Los derechos humanos bajo amenaza

por Jaime Esponda

En los mil quinientos días de mis clases de Derecho, a fines de los años sesenta, hubo uno solo en que se trató sobre los derechos humanos. Lo recuerdo muy bien. Fue una clase de Derecho Internacional Público en que el profesor expuso sobre la Declaración Universal. Este ejemplo es sintomático de la ausencia, en la cultura chilena de entonces, de conocimiento y, aún más, de preocupación por la protección de aquellos derechos fundamentales. 

Afortunadamente, cuando sobrevino el golpe cívico-militar de 1973, ya la humanidad había reaccionado contra los crímenes de los totalitarismos del siglo XX y comenzado a construir un sistema internacional de protección de los derechos humanos cuya base es la responsabilidad internacional de los estados, por actos reprochables en que incurran los gobiernos o sus agentes. La vigencia de este sistema jurídico, aun en desarrollo, permitió que otros estados y la comunidad internacional organizada reaccionasen contra los atropellos del régimen de Pinochet, pero también otorgó mayor legitimidad a las emergentes entidades nacionales de defensa de los derechos humanos. La interacción entre estos ámbitos de acción internacional y nacional fue, a mediano plazo, uno de los factores determinantes del fin de la dictadura cívico-militar.

# Líneas de datos
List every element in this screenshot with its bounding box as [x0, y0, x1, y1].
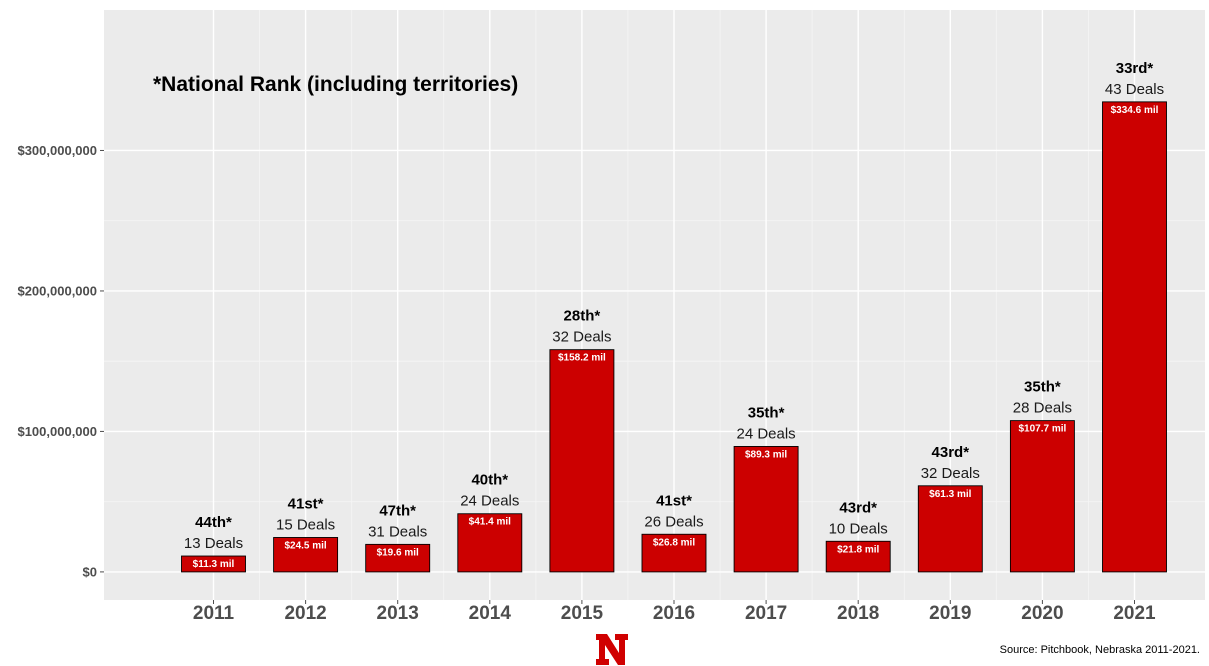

# Trabajo solicitado
a – Traduce al inglés esta oración del texto sobre los derechos humanos: "Fue una clase de Derecho Internacional Público en que el profesor expuso sobre la Declaración Universal."
b – Continúa el texto sobre los derechos humanos desde su última oración.

# Respuestas por tarea
a – It was a Public International Law class in which the professor lectured on the Universal Declaration.

b –
Aun así, tal como ocurre hoy en otros países, la vigencia de aquella vertiente del Derecho Internacional Público no inhibió a Pinochet y su aparato represivo de perpetrar gravísimos atentados a la dignidad humana y crímenes de lesa humanidad. Al respecto, estoy convencido de que la masividad y gravedad de esas sangrientas tropelías no solo fue posible por la brutal determinación de los mandos militares sino también debido al clima de odiosidad reinante en septiembre de 1973, el cual condujo a que parte de la población aceptase y hasta desease la eliminación física de los militantes de la Unidad Popular, algo que podría sonar exagerado a los que no conocieron tales sucesos, pero no así a quienes los vivimos. 

La experiencia enseña que la mayor amenaza a la vigencia de los derechos humanos, en una democracia, surge merced a fóbicas campañas de odio que generan en sus destinatarios recelo hacia la existencia misma de esos derechos y alimentan la aceptación natural de su vulneración.También de acuerdo a la experiencia, en las dictaduras, a medida que aquella parte de la población subyugada por ese pensamiento repulsivo se va sintiendo impactada por violaciones de derechos humanos que recaen en personas cercanas, sobreviene en ella un tardío arrepentimiento. 

Ese proceso, ocurrido en Chile desde 1973 en adelante, pareciera hoy volver embrionariamente a sus comienzos. Por ello, es apropiado reflexionar sobre el actual deterioro de la cultura de derechos humanos, la misma que tanto creció bajo la dictadura. A mi juicio, el fenómeno actual se explica parcialmente por el aumento de la criminalidad violenta, pero también tiene su origen en el discurso de sectores políticos que respaldaron la dictadura cívico-militar y no han dado pruebas fehacientes de arrepentimiento.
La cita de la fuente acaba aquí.